# [Exercise requirements]
Count the lines below that contain the word "plain" and give only that number.
☆ ☆ ☆ ☆
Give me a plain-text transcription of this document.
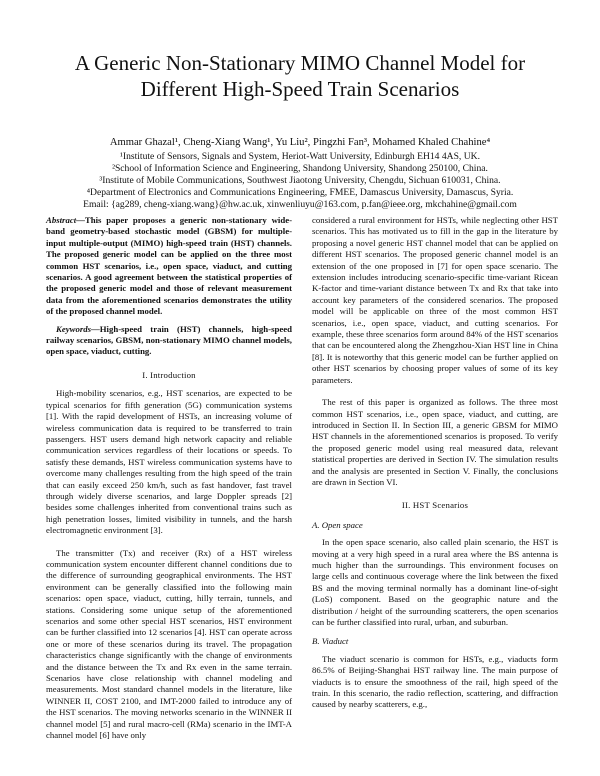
A Generic Non-Stationary MIMO Channel Model for Different High-Speed Train Scenarios
Ammar Ghazal¹, Cheng-Xiang Wang¹, Yu Liu², Pingzhi Fan³, Mohamed Khaled Chahine⁴
¹Institute of Sensors, Signals and System, Heriot-Watt University, Edinburgh EH14 4AS, UK.
²School of Information Science and Engineering, Shandong University, Shandong 250100, China.
³Institute of Mobile Communications, Southwest Jiaotong University, Chengdu, Sichuan 610031, China.
⁴Department of Electronics and Communications Engineering, FMEE, Damascus University, Damascus, Syria.
Email: {ag289, cheng-xiang.wang}@hw.ac.uk, xinwenliuyu@163.com, p.fan@ieee.org, mkchahine@gmail.com

Abstract—This paper proposes a generic non-stationary wide-band geometry-based stochastic model (GBSM) for multiple-input multiple-output (MIMO) high-speed train (HST) channels. The proposed generic model can be applied on the three most common HST scenarios, i.e., open space, viaduct, and cutting scenarios. A good agreement between the statistical properties of the proposed generic model and those of relevant measurement data from the aforementioned scenarios demonstrates the utility of the proposed channel model.

Keywords—High-speed train (HST) channels, high-speed railway scenarios, GBSM, non-stationary MIMO channel models, open space, viaduct, cutting.

I. Introduction

High-mobility scenarios, e.g., HST scenarios, are expected to be typical scenarios for fifth generation (5G) communication systems [1]. With the rapid development of HSTs, an increasing volume of wireless communication data is required to be transferred to train passengers. HST users demand high network capacity and reliable communication services regardless of their locations or speeds. To satisfy these demands, HST wireless communication systems have to overcome many challenges resulting from the high speed of the train that can easily exceed 250 km/h, such as fast handover, fast travel through widely diverse scenarios, and large Doppler spreads [2] besides some challenges inherited from conventional trains such as high penetration losses, limited visibility in tunnels, and the harsh electromagnetic environment [3].

The transmitter (Tx) and receiver (Rx) of a HST wireless communication system encounter different channel conditions due to the difference of surrounding geographical environments. The HST environment can be generally classified into the following main scenarios: open space, viaduct, cutting, hilly terrain, tunnels, and stations. Considering some unique setup of the aforementioned scenarios and some other special HST scenarios, HST environment can be further classified into 12 scenarios [4]. HST can operate across one or more of these scenarios during its travel. The propagation characteristics change significantly with the change of environments and the distance between the Tx and Rx even in the same terrain. Scenarios have close relationship with channel modeling and measurements. Most standard channel models in the literature, like WINNER II, COST 2100, and IMT-2000 failed to introduce any of the HST scenarios. The moving networks scenario in the WINNER II channel model [5] and rural macro-cell (RMa) scenario in the IMT-A channel model [6] have only

considered a rural environment for HSTs, while neglecting other HST scenarios. This has motivated us to fill in the gap in the literature by proposing a novel generic HST channel model that can be applied on different HST scenarios. The proposed generic channel model is an extension of the one proposed in [7] for open space scenario. The extension includes introducing scenario-specific time-variant Ricean K-factor and time-variant distance between Tx and Rx that take into account key parameters of the considered scenarios. The proposed model will be applicable on three of the most common HST scenarios, i.e., open space, viaduct, and cutting scenarios. For example, these three scenarios form around 84% of the HST scenarios that can be encountered along the Zhengzhou-Xian HST line in China [8]. It is noteworthy that this generic model can be further applied on other HST scenarios by choosing proper values of some of its key parameters.

The rest of this paper is organized as follows. The three most common HST scenarios, i.e., open space, viaduct, and cutting, are introduced in Section II. In Section III, a generic GBSM for MIMO HST channels in the aforementioned scenarios is proposed. To verify the proposed generic model using real measured data, relevant statistical properties are derived in Section IV. The simulation results and the analysis are presented in Section V. Finally, the conclusions are drawn in Section VI.

II. HST Scenarios
A. Open space

In the open space scenario, also called plain scenario, the HST is moving at a very high speed in a rural area where the BS antenna is much higher than the surroundings. This environment focuses on large cells and continuous coverage where the link between the fixed BS and the moving terminal normally has a dominant line-of-sight (LoS) component. Based on the geographic nature and the distribution / height of the surrounding scatterers, the open scenarios can be further classified into rural, urban, and suburban.

B. Viaduct

The viaduct scenario is common for HSTs, e.g., viaducts form 86.5% of Beijing-Shanghai HST railway line. The main purpose of viaducts is to ensure the smoothness of the rail, high speed of the train. In this scenario, the radio reflection, scattering, and diffraction caused by nearby scatterers, e.g.,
☆ ☆ ☆ ☆
# [Result for this exercise]
2